--- The request ---
Lay out every line of the rows as a Markdown table with the columns "No." and "Line", numbering the lines in order and leaving out blank lines. Omit the pictures from the answer.

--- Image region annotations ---
※ ※ ※

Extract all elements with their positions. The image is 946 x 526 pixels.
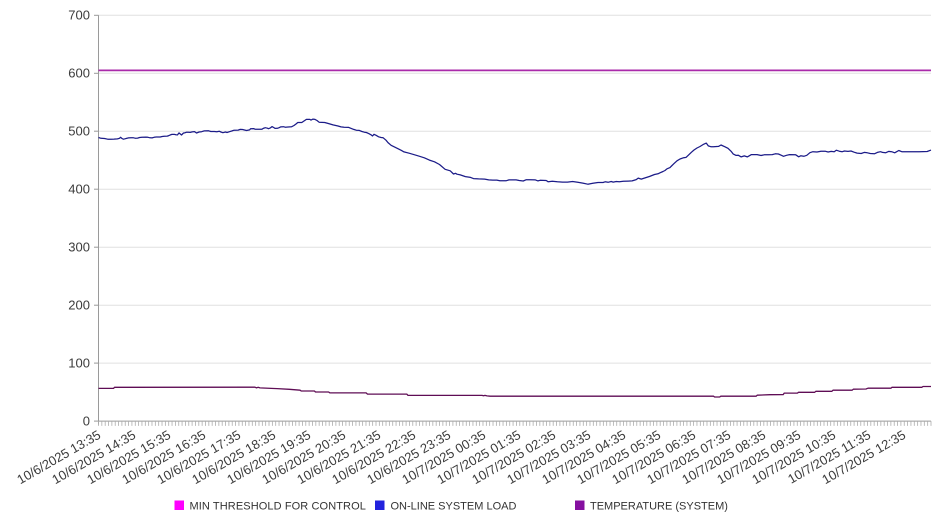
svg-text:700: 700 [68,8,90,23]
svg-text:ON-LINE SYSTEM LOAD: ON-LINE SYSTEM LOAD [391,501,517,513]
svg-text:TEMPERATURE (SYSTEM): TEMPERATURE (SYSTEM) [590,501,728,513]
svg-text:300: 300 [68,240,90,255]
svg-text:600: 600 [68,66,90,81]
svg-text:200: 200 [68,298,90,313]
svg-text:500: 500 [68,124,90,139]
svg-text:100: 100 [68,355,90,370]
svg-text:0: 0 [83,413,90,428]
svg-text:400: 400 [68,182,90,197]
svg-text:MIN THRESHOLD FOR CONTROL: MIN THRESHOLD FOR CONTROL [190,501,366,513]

※ ※ ※

--- Written answer ---
| No. | Line |
|---|---|
| 1 | Extract all elements with their positions. The image is 946 x 526 pixels. |
| 2 | svg-text:700: 700 [68,8,90,23] |
| 3 | svg-text:ON-LINE SYSTEM LOAD: ON-LINE SYSTEM LOAD [391,501,517,513] |
| 4 | svg-text:TEMPERATURE (SYSTEM): TEMPERATURE (SYSTEM) [590,501,728,513] |
| 5 | svg-text:300: 300 [68,240,90,255] |
| 6 | svg-text:600: 600 [68,66,90,81] |
| 7 | svg-text:200: 200 [68,298,90,313] |
| 8 | svg-text:500: 500 [68,124,90,139] |
| 9 | svg-text:100: 100 [68,355,90,370] |
| 10 | svg-text:0: 0 [83,413,90,428] |
| 11 | svg-text:400: 400 [68,182,90,197] |
| 12 | svg-text:MIN THRESHOLD FOR CONTROL: MIN THRESHOLD FOR CONTROL [190,501,366,513] |